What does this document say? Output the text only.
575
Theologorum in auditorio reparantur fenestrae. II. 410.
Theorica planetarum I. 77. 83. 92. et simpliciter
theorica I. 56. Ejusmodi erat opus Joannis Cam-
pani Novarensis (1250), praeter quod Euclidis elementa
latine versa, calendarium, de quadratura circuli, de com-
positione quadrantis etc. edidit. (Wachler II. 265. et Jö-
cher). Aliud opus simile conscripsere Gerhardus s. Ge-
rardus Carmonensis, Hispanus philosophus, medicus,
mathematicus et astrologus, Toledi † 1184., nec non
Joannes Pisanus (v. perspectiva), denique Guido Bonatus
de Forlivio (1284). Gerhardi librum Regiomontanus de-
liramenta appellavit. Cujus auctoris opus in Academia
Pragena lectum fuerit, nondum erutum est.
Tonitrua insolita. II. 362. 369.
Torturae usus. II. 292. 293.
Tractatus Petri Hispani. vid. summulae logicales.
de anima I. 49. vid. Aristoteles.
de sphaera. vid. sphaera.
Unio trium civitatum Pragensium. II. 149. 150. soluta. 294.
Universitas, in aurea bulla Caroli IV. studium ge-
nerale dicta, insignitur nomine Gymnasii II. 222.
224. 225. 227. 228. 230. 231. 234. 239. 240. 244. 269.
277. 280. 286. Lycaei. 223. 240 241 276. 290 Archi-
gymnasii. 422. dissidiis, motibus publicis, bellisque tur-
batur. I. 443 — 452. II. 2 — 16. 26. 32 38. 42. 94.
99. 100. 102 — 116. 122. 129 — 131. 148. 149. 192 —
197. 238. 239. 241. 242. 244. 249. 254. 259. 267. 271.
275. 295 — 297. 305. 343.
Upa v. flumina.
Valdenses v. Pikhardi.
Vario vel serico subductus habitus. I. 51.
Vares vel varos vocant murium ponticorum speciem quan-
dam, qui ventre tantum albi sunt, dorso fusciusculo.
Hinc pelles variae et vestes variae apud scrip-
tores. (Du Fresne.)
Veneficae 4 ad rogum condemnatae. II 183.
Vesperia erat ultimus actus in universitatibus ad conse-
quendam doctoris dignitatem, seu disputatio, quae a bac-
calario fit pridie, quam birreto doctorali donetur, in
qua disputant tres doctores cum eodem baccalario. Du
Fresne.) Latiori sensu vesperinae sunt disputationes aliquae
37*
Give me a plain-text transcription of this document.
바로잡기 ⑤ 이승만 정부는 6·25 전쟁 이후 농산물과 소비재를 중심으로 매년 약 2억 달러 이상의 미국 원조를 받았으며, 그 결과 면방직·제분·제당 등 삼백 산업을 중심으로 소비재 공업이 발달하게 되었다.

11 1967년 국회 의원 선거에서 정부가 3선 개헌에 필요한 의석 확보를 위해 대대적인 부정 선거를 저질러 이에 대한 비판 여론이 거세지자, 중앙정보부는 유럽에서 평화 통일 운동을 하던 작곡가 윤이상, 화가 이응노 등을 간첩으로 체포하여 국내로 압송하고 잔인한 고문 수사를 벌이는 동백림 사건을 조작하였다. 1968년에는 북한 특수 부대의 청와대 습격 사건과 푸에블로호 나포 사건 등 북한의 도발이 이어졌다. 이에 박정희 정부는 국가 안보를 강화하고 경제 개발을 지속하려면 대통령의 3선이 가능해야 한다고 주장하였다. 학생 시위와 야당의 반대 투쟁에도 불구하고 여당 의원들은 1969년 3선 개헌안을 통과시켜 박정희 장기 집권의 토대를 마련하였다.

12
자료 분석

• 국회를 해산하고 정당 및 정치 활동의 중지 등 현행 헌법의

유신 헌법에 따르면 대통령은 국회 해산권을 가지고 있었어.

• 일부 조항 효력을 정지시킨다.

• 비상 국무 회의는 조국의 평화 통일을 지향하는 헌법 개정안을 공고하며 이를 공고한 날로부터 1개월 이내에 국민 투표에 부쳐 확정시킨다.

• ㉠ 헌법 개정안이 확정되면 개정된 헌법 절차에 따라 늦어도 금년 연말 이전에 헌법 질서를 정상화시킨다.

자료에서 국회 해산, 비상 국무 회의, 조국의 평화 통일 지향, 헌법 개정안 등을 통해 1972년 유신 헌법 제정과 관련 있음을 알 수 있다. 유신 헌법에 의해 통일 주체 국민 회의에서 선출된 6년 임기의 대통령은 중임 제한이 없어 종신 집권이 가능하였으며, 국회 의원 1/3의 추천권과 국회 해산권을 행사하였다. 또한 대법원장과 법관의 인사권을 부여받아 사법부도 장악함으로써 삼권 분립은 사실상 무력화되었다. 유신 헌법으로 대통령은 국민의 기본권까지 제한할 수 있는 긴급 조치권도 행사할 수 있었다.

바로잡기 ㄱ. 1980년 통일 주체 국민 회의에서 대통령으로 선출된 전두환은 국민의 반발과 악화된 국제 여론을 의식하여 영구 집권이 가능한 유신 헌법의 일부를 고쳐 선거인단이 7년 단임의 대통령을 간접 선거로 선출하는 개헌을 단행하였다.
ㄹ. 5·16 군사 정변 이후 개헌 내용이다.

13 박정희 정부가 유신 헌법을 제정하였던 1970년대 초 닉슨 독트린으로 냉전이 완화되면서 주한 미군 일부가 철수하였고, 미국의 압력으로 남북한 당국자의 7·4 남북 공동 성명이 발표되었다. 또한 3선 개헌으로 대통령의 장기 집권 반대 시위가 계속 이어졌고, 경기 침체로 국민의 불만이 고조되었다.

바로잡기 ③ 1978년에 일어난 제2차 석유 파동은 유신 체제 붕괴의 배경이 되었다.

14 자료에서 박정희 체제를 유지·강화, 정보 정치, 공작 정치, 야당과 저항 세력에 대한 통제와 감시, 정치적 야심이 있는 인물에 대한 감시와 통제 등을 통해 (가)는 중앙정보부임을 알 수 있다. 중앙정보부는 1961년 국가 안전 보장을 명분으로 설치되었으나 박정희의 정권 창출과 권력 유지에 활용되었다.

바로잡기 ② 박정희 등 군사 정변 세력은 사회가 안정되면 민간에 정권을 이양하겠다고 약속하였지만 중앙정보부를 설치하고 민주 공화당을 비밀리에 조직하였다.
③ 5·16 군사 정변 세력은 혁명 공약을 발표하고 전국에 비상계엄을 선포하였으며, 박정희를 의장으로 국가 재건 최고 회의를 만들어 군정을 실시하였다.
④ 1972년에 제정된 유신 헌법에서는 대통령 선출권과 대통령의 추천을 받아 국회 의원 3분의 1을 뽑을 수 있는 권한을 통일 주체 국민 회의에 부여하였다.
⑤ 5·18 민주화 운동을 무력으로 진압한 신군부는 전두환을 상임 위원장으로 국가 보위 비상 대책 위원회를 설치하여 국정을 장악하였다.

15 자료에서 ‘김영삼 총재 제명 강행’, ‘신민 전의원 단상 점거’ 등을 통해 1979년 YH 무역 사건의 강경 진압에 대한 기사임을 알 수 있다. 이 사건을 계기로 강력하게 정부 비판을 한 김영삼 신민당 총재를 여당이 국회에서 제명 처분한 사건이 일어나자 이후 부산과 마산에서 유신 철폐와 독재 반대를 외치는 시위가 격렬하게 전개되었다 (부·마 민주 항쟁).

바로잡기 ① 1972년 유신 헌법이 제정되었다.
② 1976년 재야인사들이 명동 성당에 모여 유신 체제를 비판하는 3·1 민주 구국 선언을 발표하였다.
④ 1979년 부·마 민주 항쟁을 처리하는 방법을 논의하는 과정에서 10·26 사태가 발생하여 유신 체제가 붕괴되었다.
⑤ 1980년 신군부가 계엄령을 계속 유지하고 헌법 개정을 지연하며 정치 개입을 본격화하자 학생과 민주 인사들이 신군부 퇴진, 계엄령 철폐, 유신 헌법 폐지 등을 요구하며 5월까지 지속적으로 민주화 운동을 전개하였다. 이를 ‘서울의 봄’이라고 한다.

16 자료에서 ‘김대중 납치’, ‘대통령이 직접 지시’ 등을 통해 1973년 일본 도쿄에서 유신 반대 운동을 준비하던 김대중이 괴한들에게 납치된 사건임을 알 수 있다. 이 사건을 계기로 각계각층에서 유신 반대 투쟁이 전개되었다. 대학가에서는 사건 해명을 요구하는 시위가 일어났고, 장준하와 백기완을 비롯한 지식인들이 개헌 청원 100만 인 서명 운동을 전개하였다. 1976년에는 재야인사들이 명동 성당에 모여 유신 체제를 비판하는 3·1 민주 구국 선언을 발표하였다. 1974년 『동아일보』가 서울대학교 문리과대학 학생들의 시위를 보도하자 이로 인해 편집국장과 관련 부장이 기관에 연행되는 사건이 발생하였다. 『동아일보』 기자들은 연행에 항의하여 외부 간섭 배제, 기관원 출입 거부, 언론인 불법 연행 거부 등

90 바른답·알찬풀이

**WRITTEN TASK**:
Collect from the data above every line that includes "opus".

**SOLUTION TO THIS PROBLEM**:
theorica I. 56. Ejusmodi erat opus Joannis Cam-
cher). Aliud opus simile conscripsere Gerhardus s. Ge-
liramenta appellavit. Cujus auctoris opus in Academia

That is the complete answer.